**What to do:** Output only the count of lines that contain "title".

Rows from a figure dataset
— begin —

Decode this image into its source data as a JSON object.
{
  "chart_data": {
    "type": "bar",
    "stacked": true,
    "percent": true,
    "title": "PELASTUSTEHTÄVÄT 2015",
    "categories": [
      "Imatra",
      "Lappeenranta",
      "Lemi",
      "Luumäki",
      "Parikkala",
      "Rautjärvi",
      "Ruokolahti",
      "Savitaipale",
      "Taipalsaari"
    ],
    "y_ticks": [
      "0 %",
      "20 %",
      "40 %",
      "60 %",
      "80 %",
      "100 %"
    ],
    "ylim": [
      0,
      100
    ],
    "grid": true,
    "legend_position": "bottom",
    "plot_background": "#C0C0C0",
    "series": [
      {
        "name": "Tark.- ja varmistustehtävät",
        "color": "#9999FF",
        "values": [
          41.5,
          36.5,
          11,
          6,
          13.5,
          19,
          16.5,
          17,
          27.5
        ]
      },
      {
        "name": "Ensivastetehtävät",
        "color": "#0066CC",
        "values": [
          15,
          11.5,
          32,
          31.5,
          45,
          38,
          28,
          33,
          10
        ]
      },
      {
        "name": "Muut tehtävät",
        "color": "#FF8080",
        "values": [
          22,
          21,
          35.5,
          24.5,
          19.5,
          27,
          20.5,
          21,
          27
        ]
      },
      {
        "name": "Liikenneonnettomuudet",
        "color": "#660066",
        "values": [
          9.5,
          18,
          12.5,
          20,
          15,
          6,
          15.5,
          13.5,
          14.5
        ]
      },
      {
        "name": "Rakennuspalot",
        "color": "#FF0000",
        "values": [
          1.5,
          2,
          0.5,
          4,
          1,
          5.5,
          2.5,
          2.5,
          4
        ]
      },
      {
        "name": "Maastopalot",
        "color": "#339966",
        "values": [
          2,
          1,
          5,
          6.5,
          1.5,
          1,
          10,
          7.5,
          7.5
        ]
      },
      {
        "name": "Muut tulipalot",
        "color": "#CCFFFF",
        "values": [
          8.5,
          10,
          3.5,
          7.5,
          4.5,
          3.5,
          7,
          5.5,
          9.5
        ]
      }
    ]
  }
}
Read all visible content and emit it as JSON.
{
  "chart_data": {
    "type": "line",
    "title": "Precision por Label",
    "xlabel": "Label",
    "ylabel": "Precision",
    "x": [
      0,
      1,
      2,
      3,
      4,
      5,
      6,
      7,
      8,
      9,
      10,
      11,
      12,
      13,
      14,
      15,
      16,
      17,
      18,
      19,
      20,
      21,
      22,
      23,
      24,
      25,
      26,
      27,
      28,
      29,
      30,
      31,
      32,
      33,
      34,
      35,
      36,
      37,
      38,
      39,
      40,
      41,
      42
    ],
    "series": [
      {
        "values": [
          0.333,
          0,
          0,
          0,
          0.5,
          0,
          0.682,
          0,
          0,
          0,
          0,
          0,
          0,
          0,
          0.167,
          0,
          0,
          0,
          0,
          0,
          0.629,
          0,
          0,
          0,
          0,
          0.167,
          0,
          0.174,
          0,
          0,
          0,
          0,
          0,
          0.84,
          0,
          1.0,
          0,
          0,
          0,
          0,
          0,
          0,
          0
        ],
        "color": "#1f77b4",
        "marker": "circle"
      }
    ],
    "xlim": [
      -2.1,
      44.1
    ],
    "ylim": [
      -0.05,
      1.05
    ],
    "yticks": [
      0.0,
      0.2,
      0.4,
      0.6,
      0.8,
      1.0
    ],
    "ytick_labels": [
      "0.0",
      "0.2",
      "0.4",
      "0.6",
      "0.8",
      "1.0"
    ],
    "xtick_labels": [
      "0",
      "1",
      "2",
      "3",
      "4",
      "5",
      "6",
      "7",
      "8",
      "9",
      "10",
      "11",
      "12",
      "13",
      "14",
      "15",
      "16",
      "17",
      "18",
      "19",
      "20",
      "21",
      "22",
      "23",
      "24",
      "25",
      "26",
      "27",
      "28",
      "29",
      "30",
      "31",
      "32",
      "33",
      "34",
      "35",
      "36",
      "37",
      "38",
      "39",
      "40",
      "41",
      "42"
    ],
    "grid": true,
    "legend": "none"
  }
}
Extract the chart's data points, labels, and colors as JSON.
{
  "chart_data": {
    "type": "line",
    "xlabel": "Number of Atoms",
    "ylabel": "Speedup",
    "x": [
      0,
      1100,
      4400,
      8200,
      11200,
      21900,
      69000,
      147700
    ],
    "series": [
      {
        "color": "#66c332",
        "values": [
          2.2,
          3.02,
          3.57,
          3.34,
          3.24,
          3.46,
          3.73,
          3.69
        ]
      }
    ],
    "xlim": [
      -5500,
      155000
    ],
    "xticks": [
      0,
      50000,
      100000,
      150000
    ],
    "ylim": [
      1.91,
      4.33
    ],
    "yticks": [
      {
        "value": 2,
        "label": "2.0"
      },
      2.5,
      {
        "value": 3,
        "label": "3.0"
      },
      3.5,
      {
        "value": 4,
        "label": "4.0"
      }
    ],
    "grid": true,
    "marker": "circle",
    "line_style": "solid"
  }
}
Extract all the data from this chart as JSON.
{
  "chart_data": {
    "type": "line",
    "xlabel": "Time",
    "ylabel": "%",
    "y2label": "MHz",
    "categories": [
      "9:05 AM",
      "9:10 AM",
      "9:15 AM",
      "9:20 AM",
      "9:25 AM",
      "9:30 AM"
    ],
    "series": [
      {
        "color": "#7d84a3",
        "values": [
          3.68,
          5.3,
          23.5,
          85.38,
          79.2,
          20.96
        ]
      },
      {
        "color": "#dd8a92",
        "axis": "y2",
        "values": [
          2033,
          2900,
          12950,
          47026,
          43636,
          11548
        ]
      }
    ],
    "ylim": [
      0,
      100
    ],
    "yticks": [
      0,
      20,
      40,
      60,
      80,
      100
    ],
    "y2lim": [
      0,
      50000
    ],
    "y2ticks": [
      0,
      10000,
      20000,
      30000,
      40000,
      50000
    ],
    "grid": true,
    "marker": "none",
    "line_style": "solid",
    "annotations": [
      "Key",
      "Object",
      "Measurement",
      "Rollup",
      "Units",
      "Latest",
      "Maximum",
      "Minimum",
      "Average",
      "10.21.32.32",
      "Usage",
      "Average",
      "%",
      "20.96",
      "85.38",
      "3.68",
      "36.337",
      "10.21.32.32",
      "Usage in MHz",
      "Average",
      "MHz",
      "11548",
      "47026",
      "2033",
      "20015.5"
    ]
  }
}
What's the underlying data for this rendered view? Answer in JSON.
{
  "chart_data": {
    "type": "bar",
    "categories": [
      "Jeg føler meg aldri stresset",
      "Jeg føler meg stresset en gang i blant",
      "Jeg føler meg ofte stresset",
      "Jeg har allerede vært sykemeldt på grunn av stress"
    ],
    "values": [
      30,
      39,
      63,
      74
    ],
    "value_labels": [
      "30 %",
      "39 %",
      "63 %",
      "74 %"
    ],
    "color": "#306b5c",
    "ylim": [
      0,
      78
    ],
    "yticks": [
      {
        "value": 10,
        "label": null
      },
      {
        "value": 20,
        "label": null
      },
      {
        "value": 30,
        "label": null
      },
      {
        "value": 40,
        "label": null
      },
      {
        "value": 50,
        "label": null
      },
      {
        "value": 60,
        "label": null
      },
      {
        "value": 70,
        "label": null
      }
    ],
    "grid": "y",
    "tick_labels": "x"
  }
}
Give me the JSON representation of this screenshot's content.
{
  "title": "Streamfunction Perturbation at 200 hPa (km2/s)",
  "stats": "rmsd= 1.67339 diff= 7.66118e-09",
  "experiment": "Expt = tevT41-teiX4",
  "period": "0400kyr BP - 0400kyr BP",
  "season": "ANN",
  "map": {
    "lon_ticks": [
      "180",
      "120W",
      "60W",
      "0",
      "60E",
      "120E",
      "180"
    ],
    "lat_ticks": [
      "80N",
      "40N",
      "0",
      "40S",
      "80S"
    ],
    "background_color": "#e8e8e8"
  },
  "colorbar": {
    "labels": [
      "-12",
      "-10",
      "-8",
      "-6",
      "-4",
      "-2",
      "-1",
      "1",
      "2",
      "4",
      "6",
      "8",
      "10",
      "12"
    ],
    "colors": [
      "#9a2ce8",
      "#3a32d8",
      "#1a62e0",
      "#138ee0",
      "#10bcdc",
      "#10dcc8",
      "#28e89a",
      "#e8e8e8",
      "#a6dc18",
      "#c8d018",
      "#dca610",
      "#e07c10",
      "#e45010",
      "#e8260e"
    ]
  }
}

— end —

**Worked answer:** 3